• _Task to complete_: Among the lines below, count those containing the word "currently". Give the number only.

• _Listed records_:
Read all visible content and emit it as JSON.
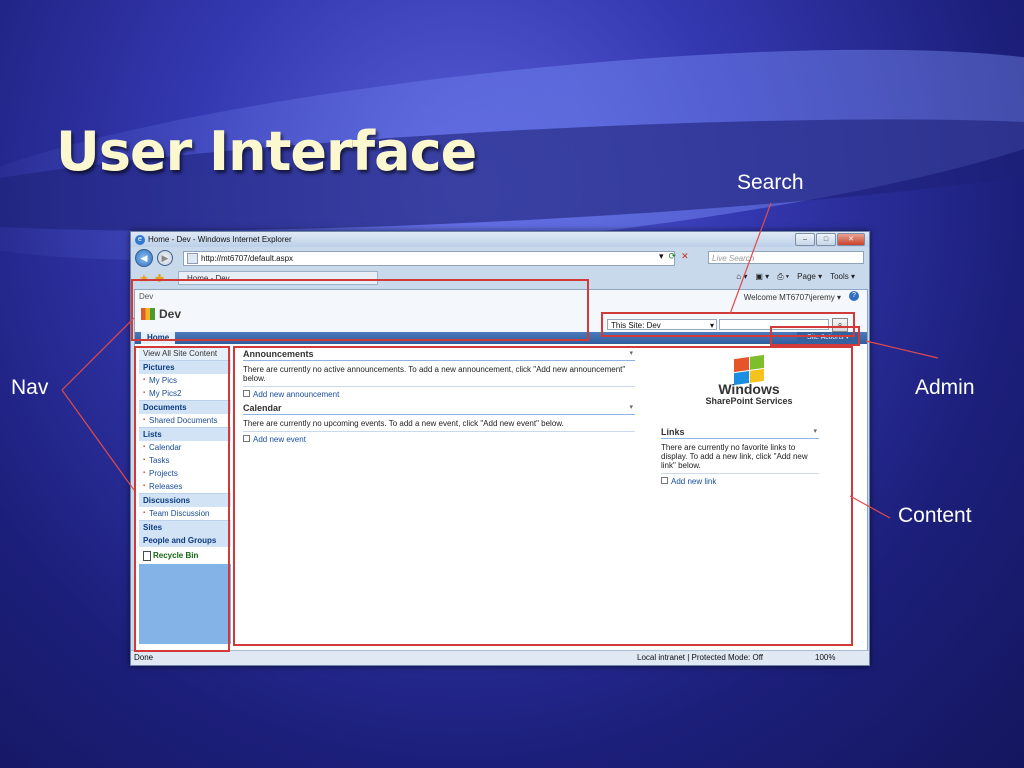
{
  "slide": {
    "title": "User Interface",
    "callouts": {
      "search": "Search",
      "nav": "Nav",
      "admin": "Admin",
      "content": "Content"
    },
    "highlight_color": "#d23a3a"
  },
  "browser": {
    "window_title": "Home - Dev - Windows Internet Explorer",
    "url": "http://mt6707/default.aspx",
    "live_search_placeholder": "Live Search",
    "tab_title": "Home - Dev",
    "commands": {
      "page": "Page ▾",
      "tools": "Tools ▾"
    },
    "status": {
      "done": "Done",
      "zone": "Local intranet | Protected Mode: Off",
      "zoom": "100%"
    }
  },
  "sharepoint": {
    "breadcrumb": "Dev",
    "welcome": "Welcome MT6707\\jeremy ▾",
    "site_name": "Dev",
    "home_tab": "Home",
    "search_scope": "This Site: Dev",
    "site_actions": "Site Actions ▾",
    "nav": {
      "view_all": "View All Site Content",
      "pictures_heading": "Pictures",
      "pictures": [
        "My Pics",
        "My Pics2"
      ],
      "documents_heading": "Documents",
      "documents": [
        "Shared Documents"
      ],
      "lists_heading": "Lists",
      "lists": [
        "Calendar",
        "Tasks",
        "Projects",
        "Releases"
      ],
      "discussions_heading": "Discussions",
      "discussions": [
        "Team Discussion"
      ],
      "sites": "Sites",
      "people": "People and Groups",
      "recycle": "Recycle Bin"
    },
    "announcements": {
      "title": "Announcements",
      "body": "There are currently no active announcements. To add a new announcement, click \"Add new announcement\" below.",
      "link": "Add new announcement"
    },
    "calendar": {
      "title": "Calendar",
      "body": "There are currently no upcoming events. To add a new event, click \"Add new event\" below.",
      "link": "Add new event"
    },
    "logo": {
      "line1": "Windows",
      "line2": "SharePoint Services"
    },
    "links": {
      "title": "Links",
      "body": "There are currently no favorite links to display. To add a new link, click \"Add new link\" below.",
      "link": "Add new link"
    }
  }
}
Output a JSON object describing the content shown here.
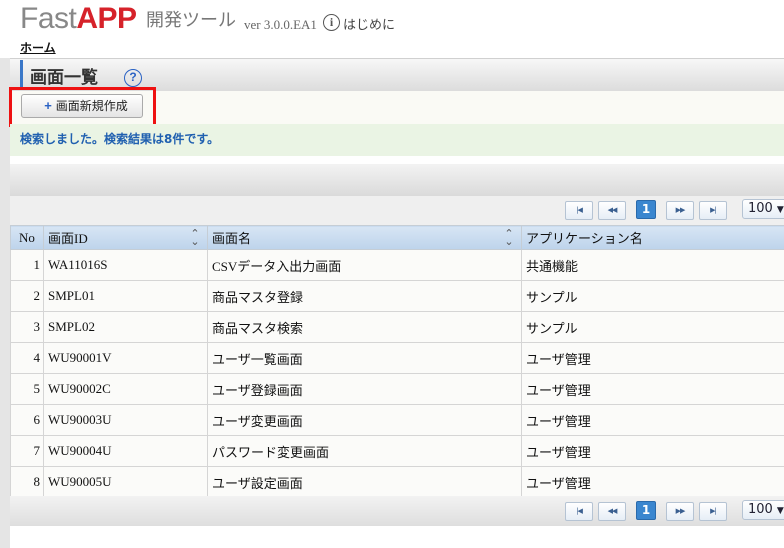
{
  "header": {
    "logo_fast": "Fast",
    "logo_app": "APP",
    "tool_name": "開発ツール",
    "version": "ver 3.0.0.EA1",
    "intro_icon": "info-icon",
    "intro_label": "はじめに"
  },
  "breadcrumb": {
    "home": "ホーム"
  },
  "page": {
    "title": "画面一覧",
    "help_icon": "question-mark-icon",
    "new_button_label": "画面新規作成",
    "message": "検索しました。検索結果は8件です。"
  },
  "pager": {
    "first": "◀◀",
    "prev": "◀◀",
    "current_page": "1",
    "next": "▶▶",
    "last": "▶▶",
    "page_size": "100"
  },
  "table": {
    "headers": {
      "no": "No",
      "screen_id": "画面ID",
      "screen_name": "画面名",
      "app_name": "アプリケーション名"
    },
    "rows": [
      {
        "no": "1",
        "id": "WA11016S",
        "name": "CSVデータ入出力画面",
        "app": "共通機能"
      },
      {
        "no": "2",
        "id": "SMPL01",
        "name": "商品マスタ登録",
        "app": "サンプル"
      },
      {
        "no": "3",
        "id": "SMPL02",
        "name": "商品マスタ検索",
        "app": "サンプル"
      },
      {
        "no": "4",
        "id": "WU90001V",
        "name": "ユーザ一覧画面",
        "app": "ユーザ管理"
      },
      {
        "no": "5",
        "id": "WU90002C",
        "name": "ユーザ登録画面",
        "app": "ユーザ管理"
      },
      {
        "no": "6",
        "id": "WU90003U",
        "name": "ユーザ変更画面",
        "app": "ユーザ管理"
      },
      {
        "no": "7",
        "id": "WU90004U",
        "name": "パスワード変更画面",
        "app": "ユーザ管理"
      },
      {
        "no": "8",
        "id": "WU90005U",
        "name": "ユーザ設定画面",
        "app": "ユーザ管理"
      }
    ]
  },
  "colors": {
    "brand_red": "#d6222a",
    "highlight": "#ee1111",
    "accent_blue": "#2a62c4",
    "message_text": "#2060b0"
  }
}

* * *

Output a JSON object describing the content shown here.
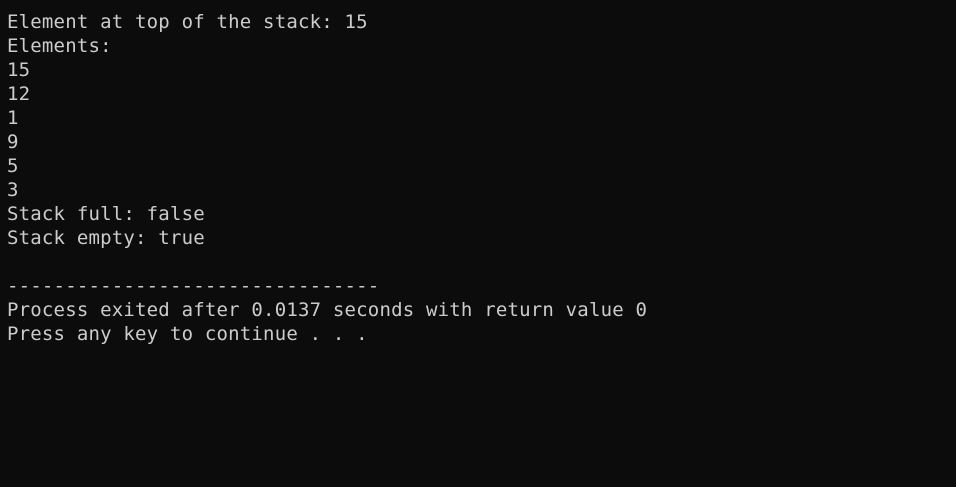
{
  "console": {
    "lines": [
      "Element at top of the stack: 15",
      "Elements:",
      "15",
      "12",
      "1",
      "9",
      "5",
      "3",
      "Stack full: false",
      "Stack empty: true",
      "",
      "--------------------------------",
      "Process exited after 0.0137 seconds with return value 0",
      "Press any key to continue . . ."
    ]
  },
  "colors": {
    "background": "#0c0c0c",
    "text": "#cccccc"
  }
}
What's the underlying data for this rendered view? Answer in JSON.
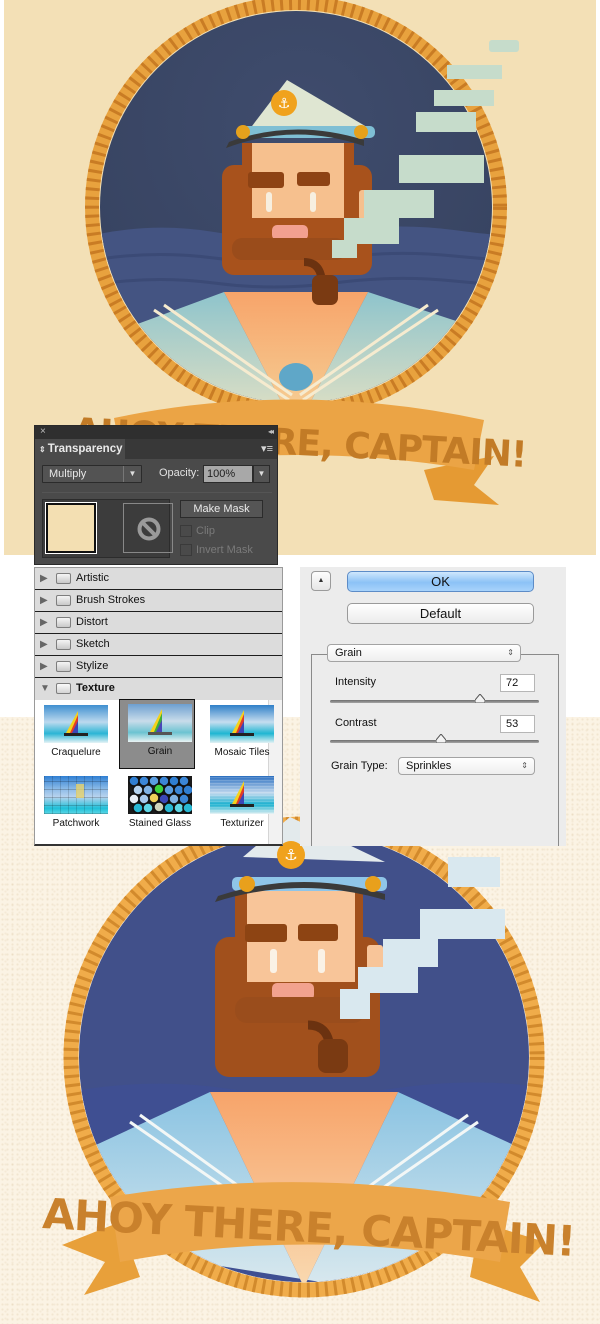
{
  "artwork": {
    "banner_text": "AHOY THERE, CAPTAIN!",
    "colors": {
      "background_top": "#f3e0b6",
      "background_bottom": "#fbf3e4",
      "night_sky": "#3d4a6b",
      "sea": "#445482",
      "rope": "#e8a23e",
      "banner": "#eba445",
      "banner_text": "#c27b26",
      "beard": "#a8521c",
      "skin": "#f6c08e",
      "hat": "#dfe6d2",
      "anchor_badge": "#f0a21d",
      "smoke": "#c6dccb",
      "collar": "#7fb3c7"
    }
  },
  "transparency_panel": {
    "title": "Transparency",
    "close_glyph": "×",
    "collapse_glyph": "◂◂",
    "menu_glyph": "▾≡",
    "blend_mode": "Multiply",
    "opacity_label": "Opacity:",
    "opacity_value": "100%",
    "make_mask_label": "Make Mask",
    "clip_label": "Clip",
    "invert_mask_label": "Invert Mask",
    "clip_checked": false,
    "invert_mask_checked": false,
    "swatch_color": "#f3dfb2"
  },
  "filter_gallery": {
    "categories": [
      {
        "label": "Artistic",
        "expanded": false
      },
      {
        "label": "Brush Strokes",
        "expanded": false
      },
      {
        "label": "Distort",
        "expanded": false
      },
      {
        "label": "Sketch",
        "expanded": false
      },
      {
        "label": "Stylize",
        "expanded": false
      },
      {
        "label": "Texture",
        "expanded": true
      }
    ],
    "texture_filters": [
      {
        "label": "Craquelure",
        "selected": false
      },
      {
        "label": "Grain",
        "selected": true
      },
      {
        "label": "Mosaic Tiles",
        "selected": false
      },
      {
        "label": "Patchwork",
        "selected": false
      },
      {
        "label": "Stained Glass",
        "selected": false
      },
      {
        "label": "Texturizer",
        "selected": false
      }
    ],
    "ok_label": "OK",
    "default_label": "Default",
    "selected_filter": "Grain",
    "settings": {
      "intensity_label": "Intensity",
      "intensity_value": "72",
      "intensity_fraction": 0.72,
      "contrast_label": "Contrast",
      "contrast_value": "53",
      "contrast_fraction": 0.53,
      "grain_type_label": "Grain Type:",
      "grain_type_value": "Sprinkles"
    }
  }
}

• _The output_: 3